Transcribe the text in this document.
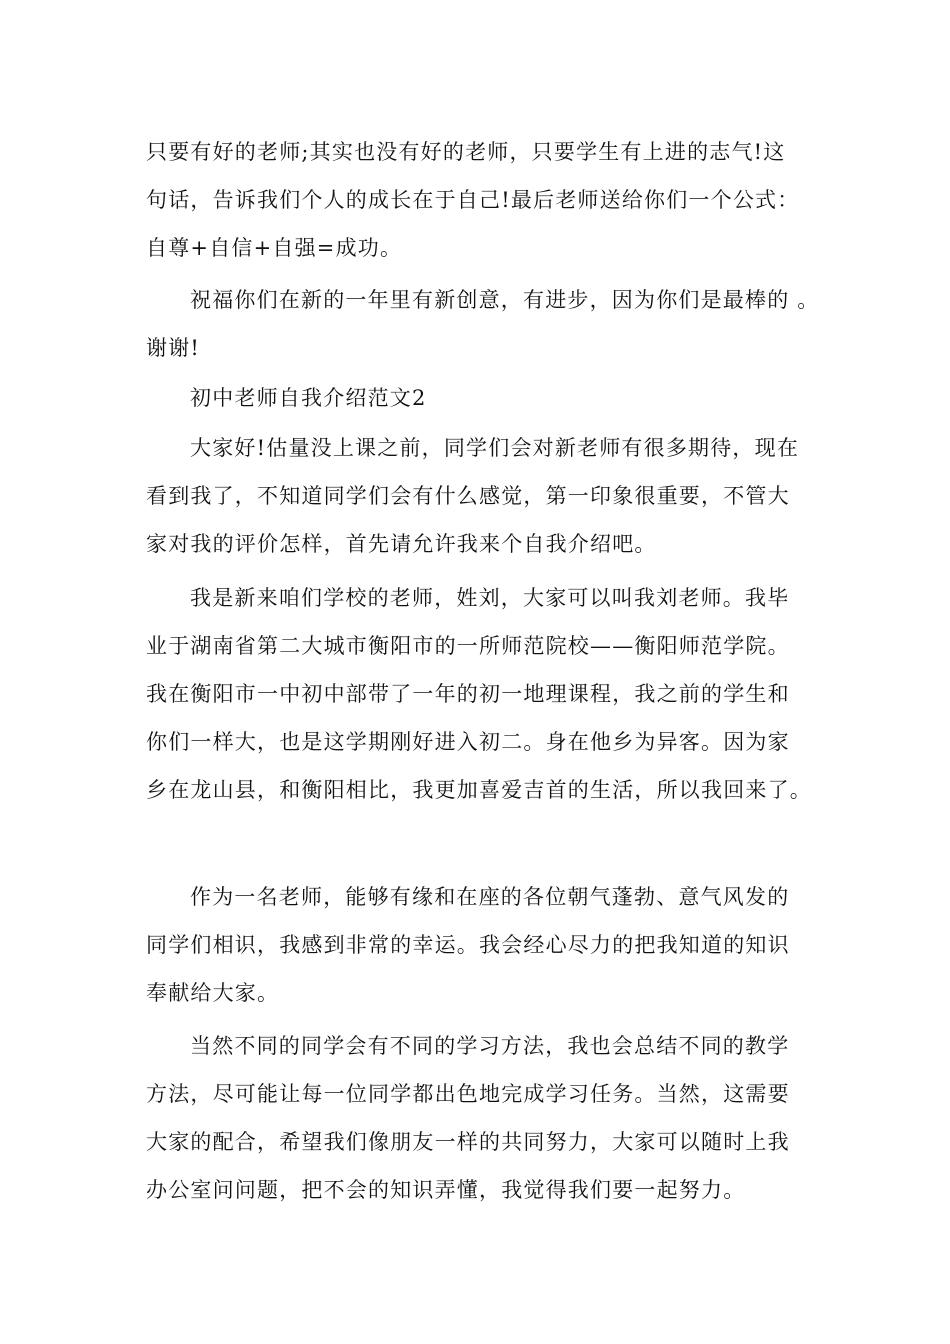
只要有好的老师;其实也没有好的老师，只要学生有上进的志气!这
句话，告诉我们个人的成长在于自己!最后老师送给你们一个公式：
自尊+自信+自强=成功。
祝福你们在新的一年里有新创意，有进步，因为你们是最棒的 。
谢谢!
初中老师自我介绍范文2
大家好!估量没上课之前，同学们会对新老师有很多期待，现在
看到我了，不知道同学们会有什么感觉，第一印象很重要，不管大
家对我的评价怎样，首先请允许我来个自我介绍吧。
我是新来咱们学校的老师，姓刘，大家可以叫我刘老师。我毕
业于湖南省第二大城市衡阳市的一所师范院校——衡阳师范学院。
我在衡阳市一中初中部带了一年的初一地理课程，我之前的学生和
你们一样大，也是这学期刚好进入初二。身在他乡为异客。因为家
乡在龙山县，和衡阳相比，我更加喜爱吉首的生活，所以我回来了。
作为一名老师，能够有缘和在座的各位朝气蓬勃、意气风发的
同学们相识，我感到非常的幸运。我会经心尽力的把我知道的知识
奉献给大家。
当然不同的同学会有不同的学习方法，我也会总结不同的教学
方法，尽可能让每一位同学都出色地完成学习任务。当然，这需要
大家的配合，希望我们像朋友一样的共同努力，大家可以随时上我
办公室问问题，把不会的知识弄懂，我觉得我们要一起努力。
----------------
The material above must be printed exactly, with its pictures left out.

Transcribe the text in this document.
只要有好的老师;其实也没有好的老师，只要学生有上进的志气!这
句话，告诉我们个人的成长在于自己!最后老师送给你们一个公式：
自尊+自信+自强=成功。
祝福你们在新的一年里有新创意，有进步，因为你们是最棒的 。
谢谢!
初中老师自我介绍范文2
大家好!估量没上课之前，同学们会对新老师有很多期待，现在
看到我了，不知道同学们会有什么感觉，第一印象很重要，不管大
家对我的评价怎样，首先请允许我来个自我介绍吧。
我是新来咱们学校的老师，姓刘，大家可以叫我刘老师。我毕
业于湖南省第二大城市衡阳市的一所师范院校——衡阳师范学院。
我在衡阳市一中初中部带了一年的初一地理课程，我之前的学生和
你们一样大，也是这学期刚好进入初二。身在他乡为异客。因为家
乡在龙山县，和衡阳相比，我更加喜爱吉首的生活，所以我回来了。
作为一名老师，能够有缘和在座的各位朝气蓬勃、意气风发的
同学们相识，我感到非常的幸运。我会经心尽力的把我知道的知识
奉献给大家。
当然不同的同学会有不同的学习方法，我也会总结不同的教学
方法，尽可能让每一位同学都出色地完成学习任务。当然，这需要
大家的配合，希望我们像朋友一样的共同努力，大家可以随时上我
办公室问问题，把不会的知识弄懂，我觉得我们要一起努力。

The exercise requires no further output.